§ **Given exercise**
Your task is to locate every line holding the string "icon" and to copy each of them.

§ **Dataset records**
*-*-*

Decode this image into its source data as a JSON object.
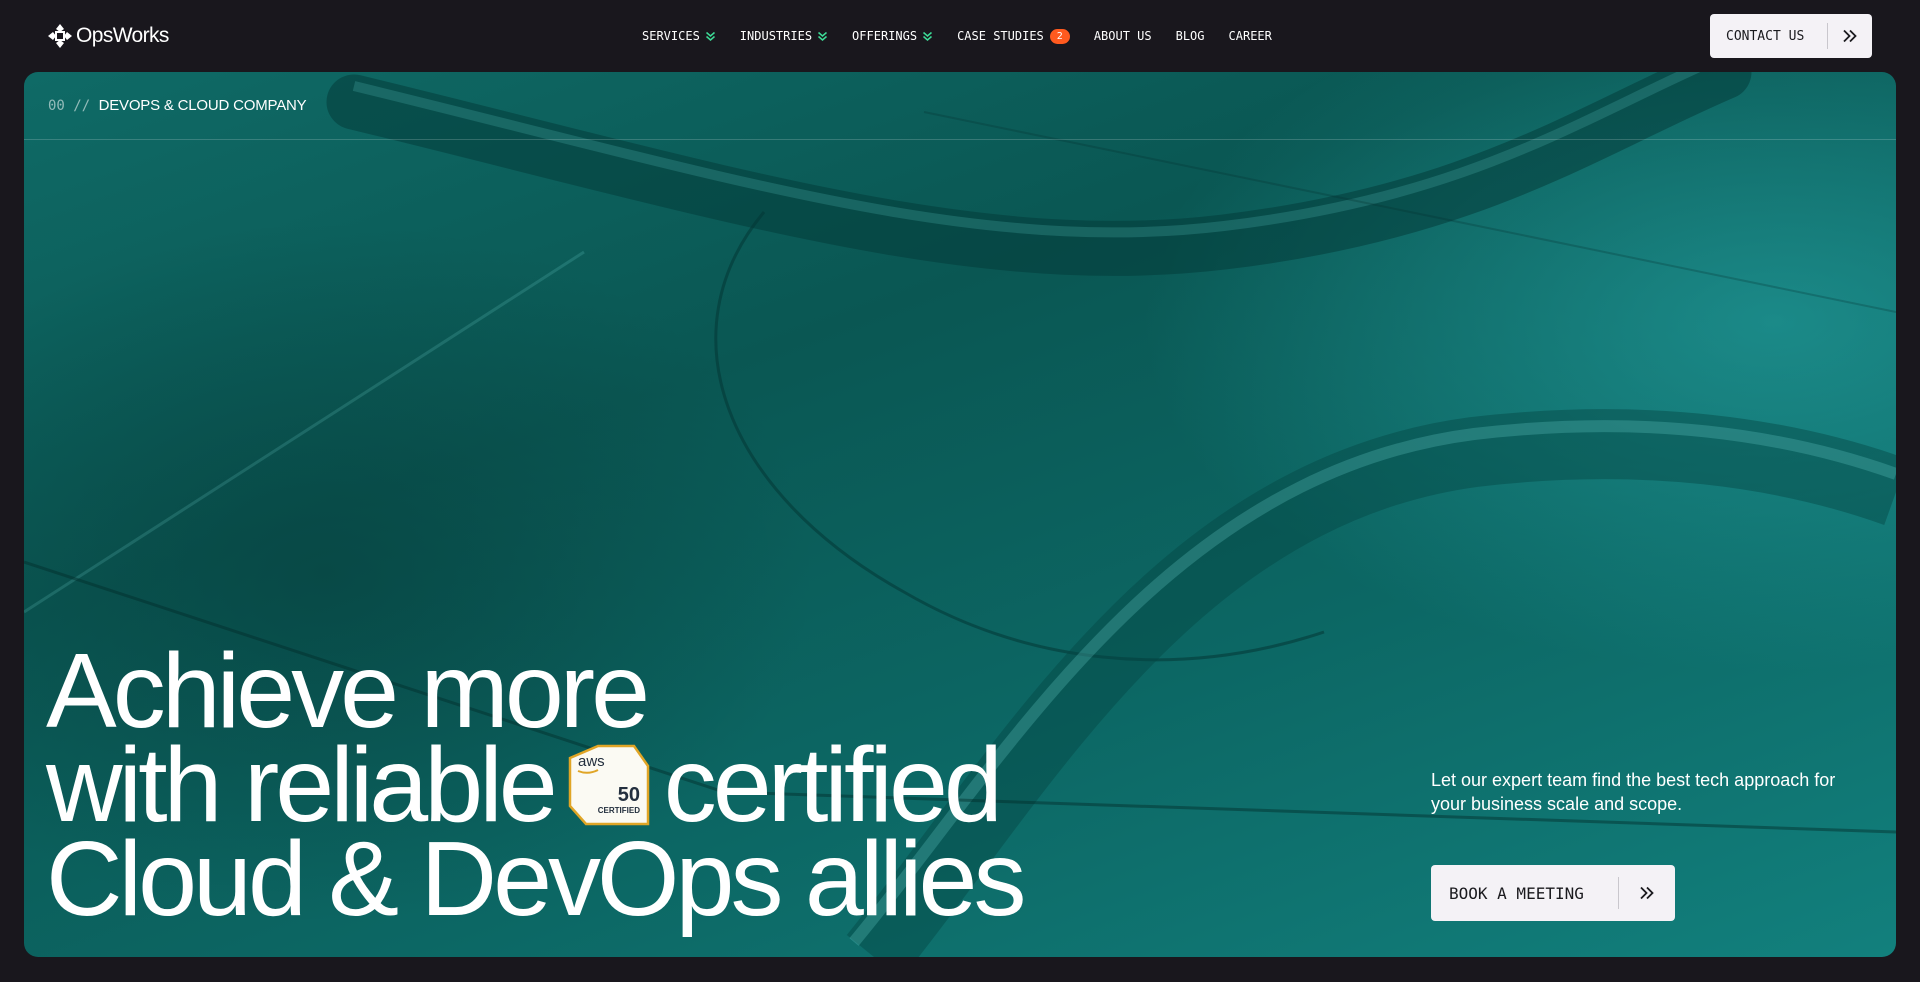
{
  "header": {
    "logo_text": "OpsWorks",
    "logo_icon": "opsworks-logo-icon",
    "nav": [
      {
        "label": "SERVICES",
        "has_dropdown": true
      },
      {
        "label": "INDUSTRIES",
        "has_dropdown": true
      },
      {
        "label": "OFFERINGS",
        "has_dropdown": true
      },
      {
        "label": "CASE STUDIES",
        "badge": "2"
      },
      {
        "label": "ABOUT US"
      },
      {
        "label": "BLOG"
      },
      {
        "label": "CAREER"
      }
    ],
    "contact_label": "CONTACT US",
    "contact_icon": "double-chevron-right-icon"
  },
  "hero": {
    "eyebrow_number": "00",
    "eyebrow_separator": "//",
    "eyebrow_label": "DEVOPS & CLOUD COMPANY",
    "headline_line1": "Achieve more",
    "headline_line2_before": "with reliable",
    "headline_line2_after": "certified",
    "headline_line3": "Cloud & DevOps allies",
    "aws_badge": {
      "brand": "aws",
      "count": "50",
      "caption": "CERTIFIED",
      "icon": "aws-certified-badge-icon"
    },
    "lead_text": "Let our expert team find the best tech approach for your business scale and scope.",
    "cta_label": "BOOK A MEETING",
    "cta_icon": "double-chevron-right-icon"
  },
  "colors": {
    "page_background": "#19171d",
    "hero_teal": "#0c6764",
    "accent_green": "#3ddc97",
    "badge_orange": "#ff5a1f",
    "button_background": "#f4f2f6",
    "aws_badge_gold": "#e0a526"
  }
}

*-*-*

§ **Full answer**
    "logo_icon": "opsworks-logo-icon",
    "contact_icon": "double-chevron-right-icon"
      "icon": "aws-certified-badge-icon"
    "cta_icon": "double-chevron-right-icon"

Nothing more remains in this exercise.